Figure data in JSON

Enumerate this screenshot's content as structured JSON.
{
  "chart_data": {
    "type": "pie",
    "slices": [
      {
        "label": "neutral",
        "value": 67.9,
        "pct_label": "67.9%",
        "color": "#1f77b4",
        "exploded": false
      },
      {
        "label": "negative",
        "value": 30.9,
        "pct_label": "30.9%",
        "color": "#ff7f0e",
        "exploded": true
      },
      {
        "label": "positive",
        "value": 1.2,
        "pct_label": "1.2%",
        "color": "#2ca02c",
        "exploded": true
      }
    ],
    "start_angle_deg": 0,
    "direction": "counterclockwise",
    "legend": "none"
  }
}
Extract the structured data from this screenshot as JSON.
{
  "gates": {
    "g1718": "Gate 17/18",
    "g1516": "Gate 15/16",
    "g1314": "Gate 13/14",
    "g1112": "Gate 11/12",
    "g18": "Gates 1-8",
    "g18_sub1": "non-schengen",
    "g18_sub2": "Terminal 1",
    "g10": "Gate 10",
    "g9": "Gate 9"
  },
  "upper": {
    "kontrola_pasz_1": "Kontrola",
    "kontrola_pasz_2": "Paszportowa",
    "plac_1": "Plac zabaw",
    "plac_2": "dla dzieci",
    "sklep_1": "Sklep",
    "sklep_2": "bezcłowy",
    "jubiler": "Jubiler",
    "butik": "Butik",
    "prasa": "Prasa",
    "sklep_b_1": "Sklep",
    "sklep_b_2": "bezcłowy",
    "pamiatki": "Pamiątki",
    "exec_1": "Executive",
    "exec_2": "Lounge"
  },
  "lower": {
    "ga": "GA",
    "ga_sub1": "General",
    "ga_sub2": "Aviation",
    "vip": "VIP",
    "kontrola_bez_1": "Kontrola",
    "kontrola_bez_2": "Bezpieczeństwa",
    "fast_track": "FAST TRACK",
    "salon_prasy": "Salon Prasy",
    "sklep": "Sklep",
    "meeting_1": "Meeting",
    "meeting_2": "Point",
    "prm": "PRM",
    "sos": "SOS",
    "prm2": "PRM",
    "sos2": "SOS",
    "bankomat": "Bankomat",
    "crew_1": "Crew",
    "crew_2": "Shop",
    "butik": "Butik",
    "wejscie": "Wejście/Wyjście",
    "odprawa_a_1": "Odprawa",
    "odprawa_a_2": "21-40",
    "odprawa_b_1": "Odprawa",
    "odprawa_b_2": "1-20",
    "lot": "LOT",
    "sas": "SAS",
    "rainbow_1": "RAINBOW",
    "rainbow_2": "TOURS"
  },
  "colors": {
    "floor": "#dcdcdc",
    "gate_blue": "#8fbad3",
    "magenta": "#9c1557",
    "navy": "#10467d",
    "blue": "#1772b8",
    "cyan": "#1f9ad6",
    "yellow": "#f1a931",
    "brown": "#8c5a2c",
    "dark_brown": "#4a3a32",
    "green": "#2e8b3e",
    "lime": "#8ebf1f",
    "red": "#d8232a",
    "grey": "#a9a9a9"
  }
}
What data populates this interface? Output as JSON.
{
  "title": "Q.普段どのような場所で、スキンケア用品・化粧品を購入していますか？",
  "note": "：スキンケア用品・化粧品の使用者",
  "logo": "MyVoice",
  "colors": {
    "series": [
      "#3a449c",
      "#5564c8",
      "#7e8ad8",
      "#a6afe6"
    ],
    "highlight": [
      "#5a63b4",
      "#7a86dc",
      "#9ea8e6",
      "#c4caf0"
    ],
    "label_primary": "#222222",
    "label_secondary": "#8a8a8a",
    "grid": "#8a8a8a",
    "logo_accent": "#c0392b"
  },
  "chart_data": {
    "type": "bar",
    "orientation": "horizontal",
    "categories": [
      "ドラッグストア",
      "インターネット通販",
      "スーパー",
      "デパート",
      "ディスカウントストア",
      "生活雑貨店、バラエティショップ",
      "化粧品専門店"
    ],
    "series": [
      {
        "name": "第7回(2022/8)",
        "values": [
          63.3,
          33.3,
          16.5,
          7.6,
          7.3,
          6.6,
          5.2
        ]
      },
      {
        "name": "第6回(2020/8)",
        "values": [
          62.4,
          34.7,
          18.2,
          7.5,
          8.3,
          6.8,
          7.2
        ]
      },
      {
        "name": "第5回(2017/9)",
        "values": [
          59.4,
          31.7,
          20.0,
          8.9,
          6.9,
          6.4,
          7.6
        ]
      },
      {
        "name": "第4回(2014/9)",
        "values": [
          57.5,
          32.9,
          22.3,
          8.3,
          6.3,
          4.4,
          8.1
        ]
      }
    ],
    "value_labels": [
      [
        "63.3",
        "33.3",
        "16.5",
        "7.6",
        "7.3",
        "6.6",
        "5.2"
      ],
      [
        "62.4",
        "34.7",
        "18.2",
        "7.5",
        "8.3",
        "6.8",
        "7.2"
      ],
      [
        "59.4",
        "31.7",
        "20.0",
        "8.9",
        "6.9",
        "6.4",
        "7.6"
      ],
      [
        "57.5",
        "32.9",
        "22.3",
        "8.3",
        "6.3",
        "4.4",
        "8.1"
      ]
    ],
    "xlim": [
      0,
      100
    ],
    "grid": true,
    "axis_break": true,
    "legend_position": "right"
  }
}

### PROBLEM
Copy each entry exactly, with nothing added or dropped.

### CORRECT RESPONSE
Enumerate this screenshot's content as structured JSON.
{
  "chart_data": {
    "type": "pie",
    "slices": [
      {
        "label": "neutral",
        "value": 67.9,
        "pct_label": "67.9%",
        "color": "#1f77b4",
        "exploded": false
      },
      {
        "label": "negative",
        "value": 30.9,
        "pct_label": "30.9%",
        "color": "#ff7f0e",
        "exploded": true
      },
      {
        "label": "positive",
        "value": 1.2,
        "pct_label": "1.2%",
        "color": "#2ca02c",
        "exploded": true
      }
    ],
    "start_angle_deg": 0,
    "direction": "counterclockwise",
    "legend": "none"
  }
}
Extract the structured data from this screenshot as JSON.
{
  "gates": {
    "g1718": "Gate 17/18",
    "g1516": "Gate 15/16",
    "g1314": "Gate 13/14",
    "g1112": "Gate 11/12",
    "g18": "Gates 1-8",
    "g18_sub1": "non-schengen",
    "g18_sub2": "Terminal 1",
    "g10": "Gate 10",
    "g9": "Gate 9"
  },
  "upper": {
    "kontrola_pasz_1": "Kontrola",
    "kontrola_pasz_2": "Paszportowa",
    "plac_1": "Plac zabaw",
    "plac_2": "dla dzieci",
    "sklep_1": "Sklep",
    "sklep_2": "bezcłowy",
    "jubiler": "Jubiler",
    "butik": "Butik",
    "prasa": "Prasa",
    "sklep_b_1": "Sklep",
    "sklep_b_2": "bezcłowy",
    "pamiatki": "Pamiątki",
    "exec_1": "Executive",
    "exec_2": "Lounge"
  },
  "lower": {
    "ga": "GA",
    "ga_sub1": "General",
    "ga_sub2": "Aviation",
    "vip": "VIP",
    "kontrola_bez_1": "Kontrola",
    "kontrola_bez_2": "Bezpieczeństwa",
    "fast_track": "FAST TRACK",
    "salon_prasy": "Salon Prasy",
    "sklep": "Sklep",
    "meeting_1": "Meeting",
    "meeting_2": "Point",
    "prm": "PRM",
    "sos": "SOS",
    "prm2": "PRM",
    "sos2": "SOS",
    "bankomat": "Bankomat",
    "crew_1": "Crew",
    "crew_2": "Shop",
    "butik": "Butik",
    "wejscie": "Wejście/Wyjście",
    "odprawa_a_1": "Odprawa",
    "odprawa_a_2": "21-40",
    "odprawa_b_1": "Odprawa",
    "odprawa_b_2": "1-20",
    "lot": "LOT",
    "sas": "SAS",
    "rainbow_1": "RAINBOW",
    "rainbow_2": "TOURS"
  },
  "colors": {
    "floor": "#dcdcdc",
    "gate_blue": "#8fbad3",
    "magenta": "#9c1557",
    "navy": "#10467d",
    "blue": "#1772b8",
    "cyan": "#1f9ad6",
    "yellow": "#f1a931",
    "brown": "#8c5a2c",
    "dark_brown": "#4a3a32",
    "green": "#2e8b3e",
    "lime": "#8ebf1f",
    "red": "#d8232a",
    "grey": "#a9a9a9"
  }
}
What data populates this interface? Output as JSON.
{
  "title": "Q.普段どのような場所で、スキンケア用品・化粧品を購入していますか？",
  "note": "：スキンケア用品・化粧品の使用者",
  "logo": "MyVoice",
  "colors": {
    "series": [
      "#3a449c",
      "#5564c8",
      "#7e8ad8",
      "#a6afe6"
    ],
    "highlight": [
      "#5a63b4",
      "#7a86dc",
      "#9ea8e6",
      "#c4caf0"
    ],
    "label_primary": "#222222",
    "label_secondary": "#8a8a8a",
    "grid": "#8a8a8a",
    "logo_accent": "#c0392b"
  },
  "chart_data": {
    "type": "bar",
    "orientation": "horizontal",
    "categories": [
      "ドラッグストア",
      "インターネット通販",
      "スーパー",
      "デパート",
      "ディスカウントストア",
      "生活雑貨店、バラエティショップ",
      "化粧品専門店"
    ],
    "series": [
      {
        "name": "第7回(2022/8)",
        "values": [
          63.3,
          33.3,
          16.5,
          7.6,
          7.3,
          6.6,
          5.2
        ]
      },
      {
        "name": "第6回(2020/8)",
        "values": [
          62.4,
          34.7,
          18.2,
          7.5,
          8.3,
          6.8,
          7.2
        ]
      },
      {
        "name": "第5回(2017/9)",
        "values": [
          59.4,
          31.7,
          20.0,
          8.9,
          6.9,
          6.4,
          7.6
        ]
      },
      {
        "name": "第4回(2014/9)",
        "values": [
          57.5,
          32.9,
          22.3,
          8.3,
          6.3,
          4.4,
          8.1
        ]
      }
    ],
    "value_labels": [
      [
        "63.3",
        "33.3",
        "16.5",
        "7.6",
        "7.3",
        "6.6",
        "5.2"
      ],
      [
        "62.4",
        "34.7",
        "18.2",
        "7.5",
        "8.3",
        "6.8",
        "7.2"
      ],
      [
        "59.4",
        "31.7",
        "20.0",
        "8.9",
        "6.9",
        "6.4",
        "7.6"
      ],
      [
        "57.5",
        "32.9",
        "22.3",
        "8.3",
        "6.3",
        "4.4",
        "8.1"
      ]
    ],
    "xlim": [
      0,
      100
    ],
    "grid": true,
    "axis_break": true,
    "legend_position": "right"
  }
}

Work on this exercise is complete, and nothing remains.